**What the task asks:**
Using the data below, copy every line that contains the word "watermark".
--- START OF Provided records ---
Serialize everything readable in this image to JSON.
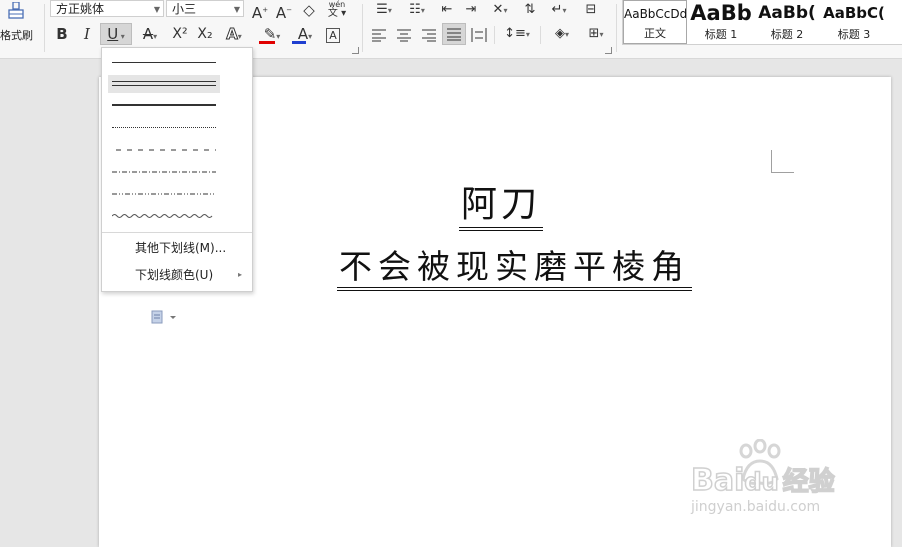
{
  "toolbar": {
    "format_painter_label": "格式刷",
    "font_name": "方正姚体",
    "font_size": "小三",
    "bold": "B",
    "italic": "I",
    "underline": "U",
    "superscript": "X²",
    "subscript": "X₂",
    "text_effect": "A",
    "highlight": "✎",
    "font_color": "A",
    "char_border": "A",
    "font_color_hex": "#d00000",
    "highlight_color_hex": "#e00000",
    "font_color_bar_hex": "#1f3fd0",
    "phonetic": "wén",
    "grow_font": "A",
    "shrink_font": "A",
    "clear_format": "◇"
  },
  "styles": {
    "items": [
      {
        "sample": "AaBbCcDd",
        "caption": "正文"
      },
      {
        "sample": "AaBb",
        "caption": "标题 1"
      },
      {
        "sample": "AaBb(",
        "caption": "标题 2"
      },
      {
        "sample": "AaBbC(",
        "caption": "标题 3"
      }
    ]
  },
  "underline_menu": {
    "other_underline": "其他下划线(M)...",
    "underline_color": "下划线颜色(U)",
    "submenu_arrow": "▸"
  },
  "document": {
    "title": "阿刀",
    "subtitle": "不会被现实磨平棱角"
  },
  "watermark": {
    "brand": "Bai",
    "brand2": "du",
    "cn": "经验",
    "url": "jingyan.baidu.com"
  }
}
--- END OF Provided records ---
--- START OF Provided records ---
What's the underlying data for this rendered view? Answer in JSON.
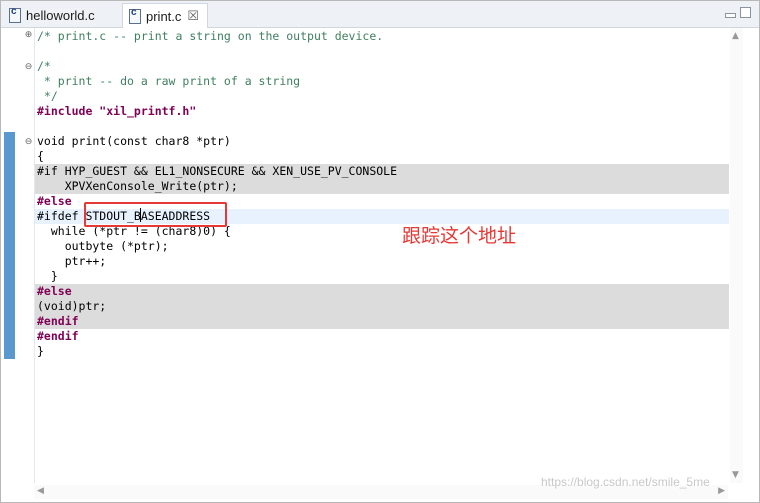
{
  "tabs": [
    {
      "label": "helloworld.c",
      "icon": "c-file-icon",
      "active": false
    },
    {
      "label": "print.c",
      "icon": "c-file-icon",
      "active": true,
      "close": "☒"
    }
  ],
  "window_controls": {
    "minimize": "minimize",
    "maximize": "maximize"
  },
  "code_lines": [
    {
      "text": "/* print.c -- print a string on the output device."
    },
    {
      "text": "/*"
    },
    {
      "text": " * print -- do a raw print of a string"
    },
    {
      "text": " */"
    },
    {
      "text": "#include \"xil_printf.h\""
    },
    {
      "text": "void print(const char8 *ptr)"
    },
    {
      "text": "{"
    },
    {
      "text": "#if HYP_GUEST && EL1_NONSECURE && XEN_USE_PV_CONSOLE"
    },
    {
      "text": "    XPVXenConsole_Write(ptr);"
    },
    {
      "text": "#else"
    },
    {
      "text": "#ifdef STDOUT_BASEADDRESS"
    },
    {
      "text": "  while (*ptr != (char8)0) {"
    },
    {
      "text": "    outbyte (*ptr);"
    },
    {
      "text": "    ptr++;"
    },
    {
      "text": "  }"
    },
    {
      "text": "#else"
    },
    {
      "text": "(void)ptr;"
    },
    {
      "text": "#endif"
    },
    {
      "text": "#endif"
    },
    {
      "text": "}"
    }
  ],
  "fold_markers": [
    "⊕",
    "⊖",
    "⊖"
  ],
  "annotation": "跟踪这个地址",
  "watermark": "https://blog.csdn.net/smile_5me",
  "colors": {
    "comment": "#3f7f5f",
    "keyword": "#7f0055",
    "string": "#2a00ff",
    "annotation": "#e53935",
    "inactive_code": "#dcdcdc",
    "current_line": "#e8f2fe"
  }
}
--- END OF Provided records ---
**Completed task:**
  "watermark": {
  "watermark": "https://blog.csdn.net/smile_5me",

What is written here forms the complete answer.